EXERCISE PROMPT => Report how many lines hold the word "pathway"; give nothing but the number.

:::

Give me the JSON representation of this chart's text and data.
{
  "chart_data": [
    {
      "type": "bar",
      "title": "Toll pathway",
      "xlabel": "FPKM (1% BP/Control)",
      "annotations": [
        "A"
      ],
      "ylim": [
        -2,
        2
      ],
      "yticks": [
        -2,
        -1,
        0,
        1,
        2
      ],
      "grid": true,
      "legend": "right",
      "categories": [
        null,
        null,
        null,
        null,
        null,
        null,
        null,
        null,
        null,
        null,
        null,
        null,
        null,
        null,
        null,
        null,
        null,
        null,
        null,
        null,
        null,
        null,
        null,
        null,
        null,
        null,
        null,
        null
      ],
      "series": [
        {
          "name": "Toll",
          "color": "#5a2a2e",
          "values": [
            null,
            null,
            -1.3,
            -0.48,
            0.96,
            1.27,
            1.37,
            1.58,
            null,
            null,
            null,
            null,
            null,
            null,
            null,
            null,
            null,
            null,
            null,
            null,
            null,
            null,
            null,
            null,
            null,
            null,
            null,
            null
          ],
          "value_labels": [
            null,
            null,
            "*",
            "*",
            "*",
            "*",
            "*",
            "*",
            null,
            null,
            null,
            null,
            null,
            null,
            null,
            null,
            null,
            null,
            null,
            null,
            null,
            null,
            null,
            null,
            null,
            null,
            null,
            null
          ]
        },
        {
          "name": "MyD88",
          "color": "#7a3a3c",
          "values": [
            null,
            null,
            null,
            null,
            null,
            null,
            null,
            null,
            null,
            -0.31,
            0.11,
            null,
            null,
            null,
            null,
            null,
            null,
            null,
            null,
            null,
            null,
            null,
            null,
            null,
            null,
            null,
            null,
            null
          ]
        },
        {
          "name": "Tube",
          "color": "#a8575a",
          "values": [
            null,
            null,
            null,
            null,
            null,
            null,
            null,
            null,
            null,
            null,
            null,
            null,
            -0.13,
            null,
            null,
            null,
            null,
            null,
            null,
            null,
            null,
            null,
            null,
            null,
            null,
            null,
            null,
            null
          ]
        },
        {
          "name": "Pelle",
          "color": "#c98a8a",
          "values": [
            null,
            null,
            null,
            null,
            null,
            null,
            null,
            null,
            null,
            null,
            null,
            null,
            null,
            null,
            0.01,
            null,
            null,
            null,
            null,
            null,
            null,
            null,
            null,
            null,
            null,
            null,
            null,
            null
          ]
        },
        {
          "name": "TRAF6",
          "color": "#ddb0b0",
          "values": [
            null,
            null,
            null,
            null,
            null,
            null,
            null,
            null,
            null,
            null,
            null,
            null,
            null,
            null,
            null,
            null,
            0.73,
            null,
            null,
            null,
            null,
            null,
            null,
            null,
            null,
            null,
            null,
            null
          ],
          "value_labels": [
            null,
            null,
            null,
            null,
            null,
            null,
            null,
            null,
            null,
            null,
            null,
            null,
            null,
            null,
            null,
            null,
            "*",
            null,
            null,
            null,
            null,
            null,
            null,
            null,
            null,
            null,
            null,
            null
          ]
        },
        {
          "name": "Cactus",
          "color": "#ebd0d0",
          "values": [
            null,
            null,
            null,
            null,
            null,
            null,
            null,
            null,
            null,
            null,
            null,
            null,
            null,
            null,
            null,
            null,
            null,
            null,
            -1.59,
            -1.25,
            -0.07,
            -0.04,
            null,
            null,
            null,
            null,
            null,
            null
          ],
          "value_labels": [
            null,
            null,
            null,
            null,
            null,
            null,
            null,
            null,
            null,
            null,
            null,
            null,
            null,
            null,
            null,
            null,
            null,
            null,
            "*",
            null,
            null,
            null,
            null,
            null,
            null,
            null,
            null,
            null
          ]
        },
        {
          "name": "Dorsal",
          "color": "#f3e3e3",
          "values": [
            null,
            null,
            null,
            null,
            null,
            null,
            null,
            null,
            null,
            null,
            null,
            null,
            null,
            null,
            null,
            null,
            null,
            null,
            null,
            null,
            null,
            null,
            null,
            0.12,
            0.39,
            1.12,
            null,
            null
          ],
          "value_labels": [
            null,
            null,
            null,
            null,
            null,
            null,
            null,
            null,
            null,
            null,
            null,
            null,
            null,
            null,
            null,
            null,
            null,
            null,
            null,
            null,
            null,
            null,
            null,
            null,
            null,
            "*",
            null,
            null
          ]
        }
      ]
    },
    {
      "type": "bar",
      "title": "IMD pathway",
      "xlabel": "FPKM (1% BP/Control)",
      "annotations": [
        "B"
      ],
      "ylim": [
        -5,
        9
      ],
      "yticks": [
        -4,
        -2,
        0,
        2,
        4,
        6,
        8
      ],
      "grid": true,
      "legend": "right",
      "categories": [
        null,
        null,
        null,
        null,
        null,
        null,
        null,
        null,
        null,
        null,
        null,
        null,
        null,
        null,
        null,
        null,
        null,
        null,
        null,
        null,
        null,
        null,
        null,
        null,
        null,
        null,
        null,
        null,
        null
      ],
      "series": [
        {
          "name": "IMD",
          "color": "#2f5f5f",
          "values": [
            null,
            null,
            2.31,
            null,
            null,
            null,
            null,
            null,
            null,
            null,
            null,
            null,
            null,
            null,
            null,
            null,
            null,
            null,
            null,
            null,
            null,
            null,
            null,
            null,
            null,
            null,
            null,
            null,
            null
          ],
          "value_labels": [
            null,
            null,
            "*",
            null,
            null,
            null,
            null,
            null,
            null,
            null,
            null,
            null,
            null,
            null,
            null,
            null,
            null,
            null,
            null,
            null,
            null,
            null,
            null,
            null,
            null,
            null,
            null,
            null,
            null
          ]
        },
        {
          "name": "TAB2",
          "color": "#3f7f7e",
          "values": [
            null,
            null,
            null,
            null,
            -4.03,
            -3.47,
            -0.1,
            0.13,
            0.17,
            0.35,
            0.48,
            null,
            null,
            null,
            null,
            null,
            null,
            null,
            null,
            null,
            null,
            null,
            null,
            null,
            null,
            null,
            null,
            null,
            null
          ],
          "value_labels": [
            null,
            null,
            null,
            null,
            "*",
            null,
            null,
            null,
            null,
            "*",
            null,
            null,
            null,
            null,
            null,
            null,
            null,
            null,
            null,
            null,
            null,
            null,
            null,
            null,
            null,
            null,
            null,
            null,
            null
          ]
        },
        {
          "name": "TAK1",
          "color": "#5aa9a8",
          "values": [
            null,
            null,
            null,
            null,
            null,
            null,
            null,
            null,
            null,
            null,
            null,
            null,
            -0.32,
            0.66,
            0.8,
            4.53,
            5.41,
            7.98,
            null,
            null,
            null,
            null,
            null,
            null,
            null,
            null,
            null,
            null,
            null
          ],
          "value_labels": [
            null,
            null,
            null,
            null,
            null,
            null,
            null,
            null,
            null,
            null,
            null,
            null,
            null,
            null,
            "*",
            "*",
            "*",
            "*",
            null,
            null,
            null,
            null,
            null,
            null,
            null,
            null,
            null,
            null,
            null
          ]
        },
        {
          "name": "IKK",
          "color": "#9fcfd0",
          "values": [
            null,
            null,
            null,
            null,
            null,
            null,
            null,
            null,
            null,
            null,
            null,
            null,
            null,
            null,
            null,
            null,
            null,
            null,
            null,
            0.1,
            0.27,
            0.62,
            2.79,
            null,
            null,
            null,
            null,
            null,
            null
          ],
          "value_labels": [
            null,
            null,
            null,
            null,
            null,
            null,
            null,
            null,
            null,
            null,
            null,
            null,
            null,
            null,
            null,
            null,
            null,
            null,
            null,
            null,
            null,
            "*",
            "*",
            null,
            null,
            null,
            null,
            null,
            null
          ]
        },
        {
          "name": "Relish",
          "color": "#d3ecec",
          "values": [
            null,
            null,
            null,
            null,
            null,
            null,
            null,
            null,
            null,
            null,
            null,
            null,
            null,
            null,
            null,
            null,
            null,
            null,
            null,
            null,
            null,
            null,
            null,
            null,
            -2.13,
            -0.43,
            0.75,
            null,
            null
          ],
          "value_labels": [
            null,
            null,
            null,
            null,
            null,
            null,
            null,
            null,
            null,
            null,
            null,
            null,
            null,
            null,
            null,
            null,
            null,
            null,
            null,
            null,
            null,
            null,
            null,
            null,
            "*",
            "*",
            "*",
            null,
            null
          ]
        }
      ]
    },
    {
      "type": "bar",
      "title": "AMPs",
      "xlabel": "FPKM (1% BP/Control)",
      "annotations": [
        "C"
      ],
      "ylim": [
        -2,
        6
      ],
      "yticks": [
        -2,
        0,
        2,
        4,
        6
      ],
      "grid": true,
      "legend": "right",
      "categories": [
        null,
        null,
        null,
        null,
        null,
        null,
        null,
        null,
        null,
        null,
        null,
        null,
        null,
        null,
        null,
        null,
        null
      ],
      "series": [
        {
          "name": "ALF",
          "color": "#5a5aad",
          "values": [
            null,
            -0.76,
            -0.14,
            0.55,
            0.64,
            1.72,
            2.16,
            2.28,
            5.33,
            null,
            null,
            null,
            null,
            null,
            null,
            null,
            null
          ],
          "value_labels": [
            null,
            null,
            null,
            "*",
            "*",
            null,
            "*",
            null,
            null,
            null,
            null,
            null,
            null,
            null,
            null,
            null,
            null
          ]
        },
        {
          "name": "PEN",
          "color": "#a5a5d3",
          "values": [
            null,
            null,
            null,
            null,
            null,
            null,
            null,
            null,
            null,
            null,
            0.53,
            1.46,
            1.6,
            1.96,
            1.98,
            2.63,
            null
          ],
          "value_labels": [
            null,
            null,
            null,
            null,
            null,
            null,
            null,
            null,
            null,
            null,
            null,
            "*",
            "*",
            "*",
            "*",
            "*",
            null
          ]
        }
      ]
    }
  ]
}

:::

EXERCISE ANSWER => 2